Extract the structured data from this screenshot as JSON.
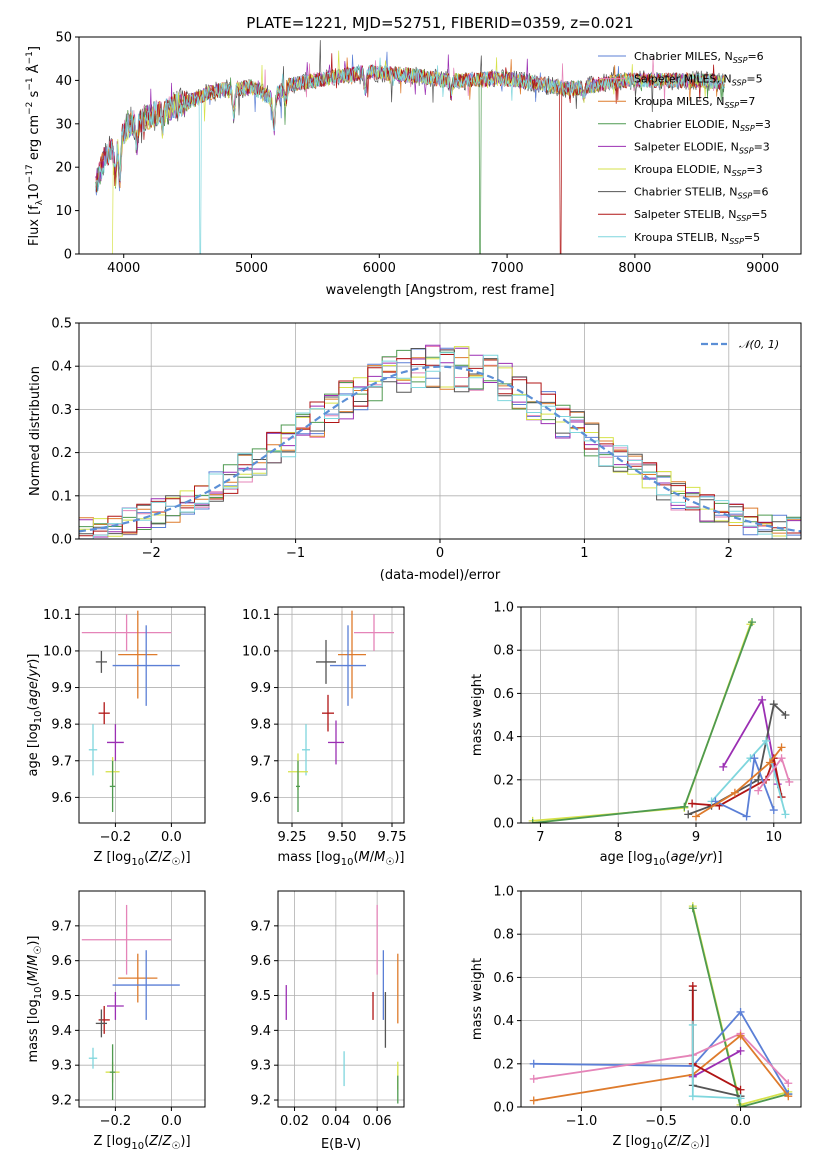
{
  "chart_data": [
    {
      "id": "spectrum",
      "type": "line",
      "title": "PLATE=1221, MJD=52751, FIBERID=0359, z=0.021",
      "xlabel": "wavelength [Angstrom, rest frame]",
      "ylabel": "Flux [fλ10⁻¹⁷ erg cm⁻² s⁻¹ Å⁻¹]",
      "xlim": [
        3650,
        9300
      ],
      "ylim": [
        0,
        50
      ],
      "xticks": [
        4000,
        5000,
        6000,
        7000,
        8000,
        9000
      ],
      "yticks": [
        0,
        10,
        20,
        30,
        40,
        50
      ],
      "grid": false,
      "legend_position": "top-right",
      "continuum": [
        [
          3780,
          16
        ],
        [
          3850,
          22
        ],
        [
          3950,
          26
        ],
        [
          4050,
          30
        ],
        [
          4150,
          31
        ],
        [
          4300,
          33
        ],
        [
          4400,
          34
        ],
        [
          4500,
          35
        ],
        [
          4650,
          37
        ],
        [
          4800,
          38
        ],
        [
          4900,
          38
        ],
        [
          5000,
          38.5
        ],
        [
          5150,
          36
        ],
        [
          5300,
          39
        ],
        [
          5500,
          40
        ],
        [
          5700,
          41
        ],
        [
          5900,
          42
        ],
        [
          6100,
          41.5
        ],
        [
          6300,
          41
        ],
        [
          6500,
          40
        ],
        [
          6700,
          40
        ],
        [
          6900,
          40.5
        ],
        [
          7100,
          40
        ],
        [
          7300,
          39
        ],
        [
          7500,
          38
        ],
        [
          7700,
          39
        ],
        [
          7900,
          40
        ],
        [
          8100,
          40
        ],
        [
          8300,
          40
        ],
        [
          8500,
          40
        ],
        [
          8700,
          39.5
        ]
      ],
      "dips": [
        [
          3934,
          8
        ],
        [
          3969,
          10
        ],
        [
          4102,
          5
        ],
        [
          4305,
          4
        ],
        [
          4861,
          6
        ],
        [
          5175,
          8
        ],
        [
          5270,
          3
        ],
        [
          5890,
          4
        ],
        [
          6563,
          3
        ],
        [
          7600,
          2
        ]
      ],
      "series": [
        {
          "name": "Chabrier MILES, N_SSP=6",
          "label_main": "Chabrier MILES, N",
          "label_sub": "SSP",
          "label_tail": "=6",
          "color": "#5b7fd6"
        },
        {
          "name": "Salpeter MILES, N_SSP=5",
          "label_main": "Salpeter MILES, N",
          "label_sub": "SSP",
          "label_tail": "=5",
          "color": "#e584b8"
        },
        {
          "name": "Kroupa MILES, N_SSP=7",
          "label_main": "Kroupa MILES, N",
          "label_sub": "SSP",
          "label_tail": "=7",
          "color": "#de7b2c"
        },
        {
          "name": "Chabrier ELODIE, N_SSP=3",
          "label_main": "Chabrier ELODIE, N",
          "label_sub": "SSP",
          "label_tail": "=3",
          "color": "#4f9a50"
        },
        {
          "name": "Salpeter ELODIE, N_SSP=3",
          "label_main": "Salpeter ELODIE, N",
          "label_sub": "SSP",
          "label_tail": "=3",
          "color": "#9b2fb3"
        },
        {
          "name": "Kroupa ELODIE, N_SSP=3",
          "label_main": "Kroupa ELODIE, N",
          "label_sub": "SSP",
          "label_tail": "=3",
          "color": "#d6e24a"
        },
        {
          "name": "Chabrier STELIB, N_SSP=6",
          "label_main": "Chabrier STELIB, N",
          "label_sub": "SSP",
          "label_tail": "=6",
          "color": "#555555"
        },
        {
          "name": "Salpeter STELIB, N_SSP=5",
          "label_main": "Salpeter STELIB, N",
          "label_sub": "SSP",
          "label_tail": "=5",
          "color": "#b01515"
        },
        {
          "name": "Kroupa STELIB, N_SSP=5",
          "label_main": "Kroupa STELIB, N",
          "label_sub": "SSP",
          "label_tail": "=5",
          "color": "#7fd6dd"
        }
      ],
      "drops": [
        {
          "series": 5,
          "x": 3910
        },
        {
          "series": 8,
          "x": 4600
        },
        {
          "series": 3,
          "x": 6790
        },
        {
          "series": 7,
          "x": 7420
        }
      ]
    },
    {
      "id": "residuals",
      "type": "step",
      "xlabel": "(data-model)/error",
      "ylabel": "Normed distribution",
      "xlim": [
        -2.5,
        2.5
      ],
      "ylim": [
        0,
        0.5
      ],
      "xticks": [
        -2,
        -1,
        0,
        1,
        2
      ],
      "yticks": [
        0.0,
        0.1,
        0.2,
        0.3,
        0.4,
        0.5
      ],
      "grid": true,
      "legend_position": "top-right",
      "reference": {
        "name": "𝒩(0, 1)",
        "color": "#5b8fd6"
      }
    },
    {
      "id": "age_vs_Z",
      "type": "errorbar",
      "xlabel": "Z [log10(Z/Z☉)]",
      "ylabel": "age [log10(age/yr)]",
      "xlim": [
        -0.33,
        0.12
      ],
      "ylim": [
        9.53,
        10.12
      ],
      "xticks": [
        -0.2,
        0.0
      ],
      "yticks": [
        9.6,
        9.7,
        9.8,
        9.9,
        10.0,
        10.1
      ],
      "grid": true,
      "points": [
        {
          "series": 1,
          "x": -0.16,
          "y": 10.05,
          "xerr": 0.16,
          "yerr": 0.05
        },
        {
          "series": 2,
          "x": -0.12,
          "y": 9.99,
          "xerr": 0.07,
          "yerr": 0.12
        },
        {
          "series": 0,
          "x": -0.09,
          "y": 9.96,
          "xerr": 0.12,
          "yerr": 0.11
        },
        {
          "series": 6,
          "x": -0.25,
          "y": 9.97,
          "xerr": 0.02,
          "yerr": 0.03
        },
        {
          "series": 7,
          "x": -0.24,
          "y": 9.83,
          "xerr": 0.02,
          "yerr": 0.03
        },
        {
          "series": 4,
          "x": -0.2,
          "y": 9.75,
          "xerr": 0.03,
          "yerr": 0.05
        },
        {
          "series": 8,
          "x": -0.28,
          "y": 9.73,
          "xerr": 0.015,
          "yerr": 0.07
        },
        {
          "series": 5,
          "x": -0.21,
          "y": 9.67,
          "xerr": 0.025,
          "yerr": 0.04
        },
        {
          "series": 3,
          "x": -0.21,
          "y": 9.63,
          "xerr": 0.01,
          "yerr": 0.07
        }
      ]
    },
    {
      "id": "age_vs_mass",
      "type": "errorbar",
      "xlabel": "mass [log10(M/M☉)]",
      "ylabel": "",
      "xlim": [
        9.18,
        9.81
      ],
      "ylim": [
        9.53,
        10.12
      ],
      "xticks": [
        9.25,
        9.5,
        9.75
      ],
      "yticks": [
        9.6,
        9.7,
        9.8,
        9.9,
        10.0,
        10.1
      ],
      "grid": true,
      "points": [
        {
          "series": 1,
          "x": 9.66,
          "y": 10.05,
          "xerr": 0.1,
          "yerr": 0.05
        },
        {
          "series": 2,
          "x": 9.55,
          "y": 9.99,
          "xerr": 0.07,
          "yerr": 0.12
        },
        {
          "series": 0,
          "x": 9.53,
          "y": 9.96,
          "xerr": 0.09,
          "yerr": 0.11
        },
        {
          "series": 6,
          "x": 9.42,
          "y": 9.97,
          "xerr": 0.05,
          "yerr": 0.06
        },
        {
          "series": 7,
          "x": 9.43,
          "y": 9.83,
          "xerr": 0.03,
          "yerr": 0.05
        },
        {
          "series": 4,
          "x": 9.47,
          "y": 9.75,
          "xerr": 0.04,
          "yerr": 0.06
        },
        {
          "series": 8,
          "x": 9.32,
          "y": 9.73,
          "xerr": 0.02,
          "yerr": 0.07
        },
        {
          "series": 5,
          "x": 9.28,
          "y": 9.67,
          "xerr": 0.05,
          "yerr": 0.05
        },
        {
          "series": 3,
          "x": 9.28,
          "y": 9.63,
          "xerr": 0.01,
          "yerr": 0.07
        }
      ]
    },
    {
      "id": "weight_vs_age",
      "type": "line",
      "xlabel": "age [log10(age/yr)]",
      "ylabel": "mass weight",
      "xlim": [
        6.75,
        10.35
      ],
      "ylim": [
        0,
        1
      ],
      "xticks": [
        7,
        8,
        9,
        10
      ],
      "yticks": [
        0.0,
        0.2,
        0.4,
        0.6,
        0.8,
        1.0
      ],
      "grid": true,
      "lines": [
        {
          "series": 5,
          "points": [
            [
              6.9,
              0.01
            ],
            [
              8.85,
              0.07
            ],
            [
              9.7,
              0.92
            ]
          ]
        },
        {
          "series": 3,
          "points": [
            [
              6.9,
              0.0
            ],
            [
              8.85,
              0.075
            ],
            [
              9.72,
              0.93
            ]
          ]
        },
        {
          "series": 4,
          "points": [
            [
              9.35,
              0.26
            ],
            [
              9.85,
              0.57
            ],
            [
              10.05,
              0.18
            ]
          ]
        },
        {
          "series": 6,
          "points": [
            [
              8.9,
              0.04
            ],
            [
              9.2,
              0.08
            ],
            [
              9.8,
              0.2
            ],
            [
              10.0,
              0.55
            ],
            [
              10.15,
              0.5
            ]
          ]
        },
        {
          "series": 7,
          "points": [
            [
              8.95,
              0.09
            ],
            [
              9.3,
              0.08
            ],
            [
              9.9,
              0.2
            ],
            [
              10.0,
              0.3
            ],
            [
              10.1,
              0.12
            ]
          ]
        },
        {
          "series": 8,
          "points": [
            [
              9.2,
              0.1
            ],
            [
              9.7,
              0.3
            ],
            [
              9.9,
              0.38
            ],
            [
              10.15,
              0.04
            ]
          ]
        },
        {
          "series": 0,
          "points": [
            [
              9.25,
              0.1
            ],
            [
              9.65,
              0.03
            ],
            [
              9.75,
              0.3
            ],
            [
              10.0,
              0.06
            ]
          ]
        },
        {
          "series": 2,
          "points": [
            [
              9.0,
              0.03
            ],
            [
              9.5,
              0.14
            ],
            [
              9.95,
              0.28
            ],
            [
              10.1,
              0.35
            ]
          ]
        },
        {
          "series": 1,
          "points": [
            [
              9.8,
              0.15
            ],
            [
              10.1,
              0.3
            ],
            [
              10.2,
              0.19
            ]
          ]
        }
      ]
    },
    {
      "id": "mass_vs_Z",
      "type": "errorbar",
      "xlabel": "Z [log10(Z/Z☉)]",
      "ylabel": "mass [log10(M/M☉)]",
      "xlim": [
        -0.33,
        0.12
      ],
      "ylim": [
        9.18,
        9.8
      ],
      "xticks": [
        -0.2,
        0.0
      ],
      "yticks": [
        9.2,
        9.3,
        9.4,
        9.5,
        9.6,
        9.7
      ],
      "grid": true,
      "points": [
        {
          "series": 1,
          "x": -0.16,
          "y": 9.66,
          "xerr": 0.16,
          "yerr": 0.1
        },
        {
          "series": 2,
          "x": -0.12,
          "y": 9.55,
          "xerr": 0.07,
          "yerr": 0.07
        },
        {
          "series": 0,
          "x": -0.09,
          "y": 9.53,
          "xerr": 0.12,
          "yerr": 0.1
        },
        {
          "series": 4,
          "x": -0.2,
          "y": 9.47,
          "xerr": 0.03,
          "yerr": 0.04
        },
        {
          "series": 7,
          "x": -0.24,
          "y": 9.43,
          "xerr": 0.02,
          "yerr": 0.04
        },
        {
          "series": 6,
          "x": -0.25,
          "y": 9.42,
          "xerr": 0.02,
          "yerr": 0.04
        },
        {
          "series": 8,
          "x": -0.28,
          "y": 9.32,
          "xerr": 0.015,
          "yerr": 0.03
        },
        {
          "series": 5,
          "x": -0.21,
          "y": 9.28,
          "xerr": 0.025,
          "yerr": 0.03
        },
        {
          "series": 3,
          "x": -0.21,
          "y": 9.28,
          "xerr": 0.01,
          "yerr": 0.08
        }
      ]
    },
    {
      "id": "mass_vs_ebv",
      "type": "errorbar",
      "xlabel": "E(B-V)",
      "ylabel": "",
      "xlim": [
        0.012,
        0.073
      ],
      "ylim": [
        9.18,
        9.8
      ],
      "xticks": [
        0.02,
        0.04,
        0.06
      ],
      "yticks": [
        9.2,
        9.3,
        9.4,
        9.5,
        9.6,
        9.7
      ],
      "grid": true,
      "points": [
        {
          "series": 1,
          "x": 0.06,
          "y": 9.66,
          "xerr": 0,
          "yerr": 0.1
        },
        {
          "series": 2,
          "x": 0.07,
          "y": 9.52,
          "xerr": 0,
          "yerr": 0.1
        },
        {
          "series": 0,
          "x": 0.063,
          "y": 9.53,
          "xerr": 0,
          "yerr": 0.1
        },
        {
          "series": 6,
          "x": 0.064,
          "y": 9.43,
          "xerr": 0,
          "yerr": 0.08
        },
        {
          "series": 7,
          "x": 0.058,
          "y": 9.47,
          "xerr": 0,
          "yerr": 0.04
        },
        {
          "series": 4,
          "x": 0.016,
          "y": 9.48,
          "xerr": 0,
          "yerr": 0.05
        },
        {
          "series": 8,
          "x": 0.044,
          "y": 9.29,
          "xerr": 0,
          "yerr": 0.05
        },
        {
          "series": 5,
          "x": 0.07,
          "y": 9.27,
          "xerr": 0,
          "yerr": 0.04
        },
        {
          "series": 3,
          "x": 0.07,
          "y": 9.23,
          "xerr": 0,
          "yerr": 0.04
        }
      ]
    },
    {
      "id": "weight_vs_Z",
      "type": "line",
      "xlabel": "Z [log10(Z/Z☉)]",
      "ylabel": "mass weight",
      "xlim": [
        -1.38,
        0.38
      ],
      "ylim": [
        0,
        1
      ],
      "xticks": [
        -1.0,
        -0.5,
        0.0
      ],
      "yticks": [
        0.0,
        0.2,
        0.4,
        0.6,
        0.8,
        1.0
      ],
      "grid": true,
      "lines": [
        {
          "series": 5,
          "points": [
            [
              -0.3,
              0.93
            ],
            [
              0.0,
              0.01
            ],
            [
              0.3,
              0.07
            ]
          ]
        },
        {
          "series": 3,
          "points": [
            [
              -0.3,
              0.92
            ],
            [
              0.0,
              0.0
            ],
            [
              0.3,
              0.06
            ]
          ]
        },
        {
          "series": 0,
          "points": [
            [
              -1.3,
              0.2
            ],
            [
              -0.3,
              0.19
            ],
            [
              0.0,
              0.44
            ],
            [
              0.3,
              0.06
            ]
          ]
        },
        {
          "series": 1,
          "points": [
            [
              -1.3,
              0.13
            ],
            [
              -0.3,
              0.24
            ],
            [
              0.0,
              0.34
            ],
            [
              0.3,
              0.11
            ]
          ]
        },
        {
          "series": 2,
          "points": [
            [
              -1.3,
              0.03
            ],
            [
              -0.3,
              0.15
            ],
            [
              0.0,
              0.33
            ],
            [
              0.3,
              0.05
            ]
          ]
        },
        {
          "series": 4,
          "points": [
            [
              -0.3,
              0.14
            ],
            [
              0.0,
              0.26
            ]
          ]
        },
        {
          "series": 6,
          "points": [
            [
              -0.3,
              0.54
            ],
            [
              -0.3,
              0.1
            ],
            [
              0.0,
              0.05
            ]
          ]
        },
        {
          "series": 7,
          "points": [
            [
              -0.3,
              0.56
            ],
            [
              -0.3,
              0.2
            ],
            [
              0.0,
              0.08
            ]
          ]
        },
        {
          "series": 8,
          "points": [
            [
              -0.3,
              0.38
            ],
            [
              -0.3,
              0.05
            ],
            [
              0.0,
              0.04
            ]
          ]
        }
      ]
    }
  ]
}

▶ [Given task] Of all the lines in the material above, how many contain the word "xlabel"? Give only the count.

▶ [Worked answer] 8